start

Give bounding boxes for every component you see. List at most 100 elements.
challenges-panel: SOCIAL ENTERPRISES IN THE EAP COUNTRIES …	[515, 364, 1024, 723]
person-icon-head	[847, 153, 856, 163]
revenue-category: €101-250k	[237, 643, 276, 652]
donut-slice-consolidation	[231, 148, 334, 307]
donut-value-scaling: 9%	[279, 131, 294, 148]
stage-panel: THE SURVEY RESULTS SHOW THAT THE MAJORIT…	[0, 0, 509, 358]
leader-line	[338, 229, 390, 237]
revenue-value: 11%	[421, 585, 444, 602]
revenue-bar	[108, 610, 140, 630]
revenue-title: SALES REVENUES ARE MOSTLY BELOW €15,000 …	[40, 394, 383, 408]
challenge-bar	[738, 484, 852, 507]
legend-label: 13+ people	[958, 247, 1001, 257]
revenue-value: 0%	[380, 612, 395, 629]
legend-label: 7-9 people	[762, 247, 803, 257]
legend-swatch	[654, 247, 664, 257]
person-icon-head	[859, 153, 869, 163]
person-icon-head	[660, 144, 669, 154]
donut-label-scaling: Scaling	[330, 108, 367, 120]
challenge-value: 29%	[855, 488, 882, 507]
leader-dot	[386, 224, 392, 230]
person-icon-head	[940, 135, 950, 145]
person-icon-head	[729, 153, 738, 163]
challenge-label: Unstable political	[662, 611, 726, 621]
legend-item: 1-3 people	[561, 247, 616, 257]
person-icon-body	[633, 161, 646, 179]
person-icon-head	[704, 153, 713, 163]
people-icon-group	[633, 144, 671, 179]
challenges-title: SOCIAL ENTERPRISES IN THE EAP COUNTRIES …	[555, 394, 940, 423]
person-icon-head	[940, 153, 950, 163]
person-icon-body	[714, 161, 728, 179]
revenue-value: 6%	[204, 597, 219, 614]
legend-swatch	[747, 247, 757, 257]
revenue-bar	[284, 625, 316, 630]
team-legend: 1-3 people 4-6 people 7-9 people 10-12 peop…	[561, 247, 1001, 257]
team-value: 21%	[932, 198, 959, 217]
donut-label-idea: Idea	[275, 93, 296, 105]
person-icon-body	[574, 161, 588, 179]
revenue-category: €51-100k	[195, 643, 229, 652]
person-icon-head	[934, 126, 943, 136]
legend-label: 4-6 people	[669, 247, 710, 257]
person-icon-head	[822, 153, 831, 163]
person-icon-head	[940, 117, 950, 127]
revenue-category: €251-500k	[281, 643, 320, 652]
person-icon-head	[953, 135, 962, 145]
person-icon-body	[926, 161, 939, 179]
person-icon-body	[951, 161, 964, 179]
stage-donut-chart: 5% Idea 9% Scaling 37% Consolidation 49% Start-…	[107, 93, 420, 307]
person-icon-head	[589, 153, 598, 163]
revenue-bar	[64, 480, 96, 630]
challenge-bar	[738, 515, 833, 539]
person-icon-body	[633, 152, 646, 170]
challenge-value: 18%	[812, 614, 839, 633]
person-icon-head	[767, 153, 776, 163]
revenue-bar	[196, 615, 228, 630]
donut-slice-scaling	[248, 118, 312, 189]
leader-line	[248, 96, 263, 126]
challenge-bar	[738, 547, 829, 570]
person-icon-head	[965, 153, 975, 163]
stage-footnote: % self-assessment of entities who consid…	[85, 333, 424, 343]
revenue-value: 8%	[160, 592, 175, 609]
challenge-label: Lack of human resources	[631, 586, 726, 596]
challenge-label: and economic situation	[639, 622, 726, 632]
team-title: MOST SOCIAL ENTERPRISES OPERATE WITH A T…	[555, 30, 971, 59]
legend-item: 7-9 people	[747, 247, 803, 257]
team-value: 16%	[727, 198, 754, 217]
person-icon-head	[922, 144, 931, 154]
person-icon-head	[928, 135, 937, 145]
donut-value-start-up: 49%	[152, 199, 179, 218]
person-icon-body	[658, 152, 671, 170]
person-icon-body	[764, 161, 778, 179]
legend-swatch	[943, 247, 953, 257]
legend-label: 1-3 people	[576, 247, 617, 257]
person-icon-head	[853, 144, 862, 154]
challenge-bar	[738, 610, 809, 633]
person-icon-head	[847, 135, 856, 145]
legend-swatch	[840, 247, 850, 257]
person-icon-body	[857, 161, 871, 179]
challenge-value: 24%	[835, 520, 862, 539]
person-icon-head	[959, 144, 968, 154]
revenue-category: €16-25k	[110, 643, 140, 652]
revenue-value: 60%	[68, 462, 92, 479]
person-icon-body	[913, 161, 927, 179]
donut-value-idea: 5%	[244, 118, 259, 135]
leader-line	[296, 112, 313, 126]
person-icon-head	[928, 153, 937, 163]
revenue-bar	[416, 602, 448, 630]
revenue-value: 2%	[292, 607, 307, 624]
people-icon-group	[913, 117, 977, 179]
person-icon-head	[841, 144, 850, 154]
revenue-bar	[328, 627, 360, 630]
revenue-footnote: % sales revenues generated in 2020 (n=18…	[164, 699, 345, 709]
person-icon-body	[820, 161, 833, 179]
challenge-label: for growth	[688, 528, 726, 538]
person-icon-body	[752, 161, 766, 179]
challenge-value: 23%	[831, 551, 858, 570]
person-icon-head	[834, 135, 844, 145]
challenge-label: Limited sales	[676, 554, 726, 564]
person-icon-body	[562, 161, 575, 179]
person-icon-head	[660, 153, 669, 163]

end

## Problem statement
Reproduce the records from the start through the line containing "610, 140, 630]", with "leader-line" replaced by "connector-line" and nothing else changed. Give only those lines.

## Exercise result
Give bounding boxes for every component you see. List at most 100 elements.
challenges-panel: SOCIAL ENTERPRISES IN THE EAP COUNTRIES …	[515, 364, 1024, 723]
person-icon-head	[847, 153, 856, 163]
revenue-category: €101-250k	[237, 643, 276, 652]
donut-slice-consolidation	[231, 148, 334, 307]
donut-value-scaling: 9%	[279, 131, 294, 148]
stage-panel: THE SURVEY RESULTS SHOW THAT THE MAJORIT…	[0, 0, 509, 358]
connector-line	[338, 229, 390, 237]
revenue-value: 11%	[421, 585, 444, 602]
revenue-bar	[108, 610, 140, 630]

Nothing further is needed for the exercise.